───── Material shown ─────
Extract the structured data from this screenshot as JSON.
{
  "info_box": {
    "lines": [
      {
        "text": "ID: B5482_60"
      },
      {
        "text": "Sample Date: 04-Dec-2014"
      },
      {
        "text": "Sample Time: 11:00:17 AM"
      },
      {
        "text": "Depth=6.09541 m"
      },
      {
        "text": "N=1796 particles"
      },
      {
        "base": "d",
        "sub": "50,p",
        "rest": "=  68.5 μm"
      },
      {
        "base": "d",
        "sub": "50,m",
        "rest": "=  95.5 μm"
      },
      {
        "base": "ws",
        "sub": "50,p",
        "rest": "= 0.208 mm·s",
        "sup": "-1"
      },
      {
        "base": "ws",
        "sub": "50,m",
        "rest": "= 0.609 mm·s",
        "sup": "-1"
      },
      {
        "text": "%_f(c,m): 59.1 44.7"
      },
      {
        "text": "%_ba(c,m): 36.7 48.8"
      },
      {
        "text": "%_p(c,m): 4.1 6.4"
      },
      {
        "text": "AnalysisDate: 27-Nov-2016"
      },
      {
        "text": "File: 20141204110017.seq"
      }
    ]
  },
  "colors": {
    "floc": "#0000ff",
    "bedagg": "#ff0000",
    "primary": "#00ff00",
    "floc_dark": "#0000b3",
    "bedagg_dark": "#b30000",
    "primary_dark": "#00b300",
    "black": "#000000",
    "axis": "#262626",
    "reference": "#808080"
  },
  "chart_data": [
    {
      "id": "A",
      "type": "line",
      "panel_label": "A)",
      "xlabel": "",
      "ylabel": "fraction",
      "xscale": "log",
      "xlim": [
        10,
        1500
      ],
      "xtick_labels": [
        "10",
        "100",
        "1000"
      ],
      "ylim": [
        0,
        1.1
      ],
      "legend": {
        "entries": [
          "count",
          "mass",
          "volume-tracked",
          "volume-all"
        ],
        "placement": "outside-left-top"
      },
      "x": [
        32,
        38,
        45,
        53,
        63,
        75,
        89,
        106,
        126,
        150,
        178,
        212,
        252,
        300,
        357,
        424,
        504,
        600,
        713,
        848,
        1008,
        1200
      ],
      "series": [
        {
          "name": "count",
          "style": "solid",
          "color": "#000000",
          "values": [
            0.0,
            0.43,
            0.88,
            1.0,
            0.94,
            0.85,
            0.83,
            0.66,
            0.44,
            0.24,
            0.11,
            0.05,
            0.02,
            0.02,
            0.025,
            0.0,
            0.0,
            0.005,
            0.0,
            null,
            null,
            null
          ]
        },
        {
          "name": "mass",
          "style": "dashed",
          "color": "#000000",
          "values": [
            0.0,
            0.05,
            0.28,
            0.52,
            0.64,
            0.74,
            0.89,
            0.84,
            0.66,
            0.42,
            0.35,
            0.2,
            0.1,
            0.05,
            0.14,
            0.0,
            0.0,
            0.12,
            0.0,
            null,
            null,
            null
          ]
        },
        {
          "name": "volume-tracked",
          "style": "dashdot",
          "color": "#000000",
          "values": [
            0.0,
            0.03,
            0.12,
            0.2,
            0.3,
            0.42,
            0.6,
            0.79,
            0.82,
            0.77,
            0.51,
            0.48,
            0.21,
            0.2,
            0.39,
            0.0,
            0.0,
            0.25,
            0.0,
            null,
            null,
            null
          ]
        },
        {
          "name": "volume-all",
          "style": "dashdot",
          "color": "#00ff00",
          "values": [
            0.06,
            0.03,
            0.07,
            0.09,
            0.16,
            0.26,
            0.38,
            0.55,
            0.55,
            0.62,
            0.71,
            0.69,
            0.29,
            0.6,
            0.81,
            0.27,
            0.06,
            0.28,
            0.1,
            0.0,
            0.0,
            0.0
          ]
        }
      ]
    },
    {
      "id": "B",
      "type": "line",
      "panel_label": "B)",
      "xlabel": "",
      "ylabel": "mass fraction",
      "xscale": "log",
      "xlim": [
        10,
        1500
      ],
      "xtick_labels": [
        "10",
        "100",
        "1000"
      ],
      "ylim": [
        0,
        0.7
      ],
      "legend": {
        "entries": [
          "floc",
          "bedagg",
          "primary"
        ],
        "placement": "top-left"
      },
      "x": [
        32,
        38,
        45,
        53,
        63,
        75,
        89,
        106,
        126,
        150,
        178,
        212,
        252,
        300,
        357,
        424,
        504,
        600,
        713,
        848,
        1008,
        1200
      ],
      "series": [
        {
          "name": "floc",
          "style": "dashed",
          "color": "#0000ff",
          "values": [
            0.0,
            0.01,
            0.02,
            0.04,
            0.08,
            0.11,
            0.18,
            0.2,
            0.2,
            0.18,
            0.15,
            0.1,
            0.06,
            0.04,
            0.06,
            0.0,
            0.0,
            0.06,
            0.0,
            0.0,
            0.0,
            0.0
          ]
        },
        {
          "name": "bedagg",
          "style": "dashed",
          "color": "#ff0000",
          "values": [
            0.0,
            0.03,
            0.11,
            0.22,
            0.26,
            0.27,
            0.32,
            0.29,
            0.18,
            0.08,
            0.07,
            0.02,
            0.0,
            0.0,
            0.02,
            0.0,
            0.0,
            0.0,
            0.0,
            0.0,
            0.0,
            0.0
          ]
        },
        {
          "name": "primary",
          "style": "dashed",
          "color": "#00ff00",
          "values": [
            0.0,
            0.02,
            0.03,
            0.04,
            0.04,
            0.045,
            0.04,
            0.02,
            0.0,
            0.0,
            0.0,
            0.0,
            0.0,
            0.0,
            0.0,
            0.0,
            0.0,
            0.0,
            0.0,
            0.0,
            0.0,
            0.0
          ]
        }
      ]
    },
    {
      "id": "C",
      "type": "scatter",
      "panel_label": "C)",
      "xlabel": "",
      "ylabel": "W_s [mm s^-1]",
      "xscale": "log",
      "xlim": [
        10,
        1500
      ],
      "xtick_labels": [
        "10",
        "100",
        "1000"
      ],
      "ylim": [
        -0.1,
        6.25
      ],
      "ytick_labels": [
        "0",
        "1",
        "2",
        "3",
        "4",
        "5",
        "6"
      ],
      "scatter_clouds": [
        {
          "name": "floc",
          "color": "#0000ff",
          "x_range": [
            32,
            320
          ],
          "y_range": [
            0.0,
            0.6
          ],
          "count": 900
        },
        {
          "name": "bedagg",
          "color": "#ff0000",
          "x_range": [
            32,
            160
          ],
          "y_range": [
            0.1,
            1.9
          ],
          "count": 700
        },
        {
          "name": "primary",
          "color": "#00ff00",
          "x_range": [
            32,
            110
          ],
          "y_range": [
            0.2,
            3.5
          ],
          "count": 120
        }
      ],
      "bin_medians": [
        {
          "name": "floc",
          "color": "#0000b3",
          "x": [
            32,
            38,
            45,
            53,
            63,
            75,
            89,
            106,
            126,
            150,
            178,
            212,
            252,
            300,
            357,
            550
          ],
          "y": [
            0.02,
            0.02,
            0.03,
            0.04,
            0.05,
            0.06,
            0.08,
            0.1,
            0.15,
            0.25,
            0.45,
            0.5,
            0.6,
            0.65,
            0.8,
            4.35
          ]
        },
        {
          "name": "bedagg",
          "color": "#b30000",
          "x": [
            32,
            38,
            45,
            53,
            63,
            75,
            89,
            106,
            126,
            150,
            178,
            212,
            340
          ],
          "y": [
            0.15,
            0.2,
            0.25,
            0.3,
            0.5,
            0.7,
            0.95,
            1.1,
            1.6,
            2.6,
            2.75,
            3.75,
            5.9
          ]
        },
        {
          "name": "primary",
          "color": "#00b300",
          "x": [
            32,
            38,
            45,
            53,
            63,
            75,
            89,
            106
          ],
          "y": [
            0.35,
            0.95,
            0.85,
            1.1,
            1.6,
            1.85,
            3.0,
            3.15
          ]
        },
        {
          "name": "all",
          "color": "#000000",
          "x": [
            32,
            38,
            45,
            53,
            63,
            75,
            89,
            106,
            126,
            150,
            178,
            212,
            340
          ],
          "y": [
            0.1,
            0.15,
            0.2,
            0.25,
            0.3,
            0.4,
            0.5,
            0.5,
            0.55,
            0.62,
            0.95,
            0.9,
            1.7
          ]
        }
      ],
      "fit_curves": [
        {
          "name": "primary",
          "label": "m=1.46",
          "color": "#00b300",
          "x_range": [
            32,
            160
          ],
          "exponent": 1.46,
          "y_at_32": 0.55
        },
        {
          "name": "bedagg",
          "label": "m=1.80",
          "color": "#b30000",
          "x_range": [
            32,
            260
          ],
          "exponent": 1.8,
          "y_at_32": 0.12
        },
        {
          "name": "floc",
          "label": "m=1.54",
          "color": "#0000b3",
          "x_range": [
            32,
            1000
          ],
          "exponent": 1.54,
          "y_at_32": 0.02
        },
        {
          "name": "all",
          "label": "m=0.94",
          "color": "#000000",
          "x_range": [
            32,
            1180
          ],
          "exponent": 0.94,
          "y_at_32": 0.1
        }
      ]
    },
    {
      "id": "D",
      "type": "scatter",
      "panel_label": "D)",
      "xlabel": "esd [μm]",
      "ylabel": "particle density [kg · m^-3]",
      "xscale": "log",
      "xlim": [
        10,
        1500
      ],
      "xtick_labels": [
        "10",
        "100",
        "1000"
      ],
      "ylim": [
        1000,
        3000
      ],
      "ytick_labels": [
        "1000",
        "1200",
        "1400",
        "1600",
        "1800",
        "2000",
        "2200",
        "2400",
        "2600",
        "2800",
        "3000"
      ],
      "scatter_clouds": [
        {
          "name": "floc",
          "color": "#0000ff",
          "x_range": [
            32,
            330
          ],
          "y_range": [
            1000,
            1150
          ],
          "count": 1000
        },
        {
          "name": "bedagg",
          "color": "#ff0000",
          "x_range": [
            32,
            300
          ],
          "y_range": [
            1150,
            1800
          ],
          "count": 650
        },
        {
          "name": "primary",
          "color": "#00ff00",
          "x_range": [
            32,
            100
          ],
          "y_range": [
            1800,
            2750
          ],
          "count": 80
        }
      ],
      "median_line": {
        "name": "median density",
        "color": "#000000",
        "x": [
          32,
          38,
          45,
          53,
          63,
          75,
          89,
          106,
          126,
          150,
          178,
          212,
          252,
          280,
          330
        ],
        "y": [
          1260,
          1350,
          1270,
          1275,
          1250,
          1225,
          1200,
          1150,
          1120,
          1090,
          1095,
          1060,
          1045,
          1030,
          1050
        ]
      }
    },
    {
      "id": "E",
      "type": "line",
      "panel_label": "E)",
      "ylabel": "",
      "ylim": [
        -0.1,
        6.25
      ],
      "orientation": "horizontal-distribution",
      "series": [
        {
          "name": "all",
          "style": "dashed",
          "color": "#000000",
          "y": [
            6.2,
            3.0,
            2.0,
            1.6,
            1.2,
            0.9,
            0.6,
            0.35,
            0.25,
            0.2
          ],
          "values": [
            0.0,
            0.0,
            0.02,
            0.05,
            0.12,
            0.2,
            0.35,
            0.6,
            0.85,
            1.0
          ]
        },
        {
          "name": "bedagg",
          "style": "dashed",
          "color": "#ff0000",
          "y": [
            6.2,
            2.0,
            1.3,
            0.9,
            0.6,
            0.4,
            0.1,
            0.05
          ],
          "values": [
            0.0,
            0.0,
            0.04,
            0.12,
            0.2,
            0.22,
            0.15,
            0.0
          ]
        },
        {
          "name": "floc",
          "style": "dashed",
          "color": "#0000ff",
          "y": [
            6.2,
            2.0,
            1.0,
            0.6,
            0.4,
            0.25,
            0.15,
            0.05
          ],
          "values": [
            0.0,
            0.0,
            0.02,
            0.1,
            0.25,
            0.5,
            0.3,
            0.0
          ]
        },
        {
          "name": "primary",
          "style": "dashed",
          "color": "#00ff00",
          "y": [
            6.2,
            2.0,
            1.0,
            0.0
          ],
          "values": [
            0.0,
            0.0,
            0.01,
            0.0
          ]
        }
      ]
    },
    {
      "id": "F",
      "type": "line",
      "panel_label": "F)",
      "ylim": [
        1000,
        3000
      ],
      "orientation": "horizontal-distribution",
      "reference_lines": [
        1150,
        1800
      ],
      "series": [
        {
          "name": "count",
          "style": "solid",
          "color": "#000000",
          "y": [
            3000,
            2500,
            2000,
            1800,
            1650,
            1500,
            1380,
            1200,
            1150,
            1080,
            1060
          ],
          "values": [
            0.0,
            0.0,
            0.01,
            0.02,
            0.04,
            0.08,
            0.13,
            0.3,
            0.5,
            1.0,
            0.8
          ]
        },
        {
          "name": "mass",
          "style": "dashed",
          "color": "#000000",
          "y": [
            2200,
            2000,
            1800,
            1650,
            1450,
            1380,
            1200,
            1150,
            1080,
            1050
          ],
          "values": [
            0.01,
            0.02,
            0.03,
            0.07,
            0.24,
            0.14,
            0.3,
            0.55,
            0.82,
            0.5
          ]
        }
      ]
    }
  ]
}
─────
Required work. Find the string "count" in the records, then copy each line where it occurs.

Finished exercise.
          "count",
          "name": "count",
          "count": 900
          "count": 700
          "count": 120
          "count": 1000
          "count": 650
          "count": 80
          "name": "count",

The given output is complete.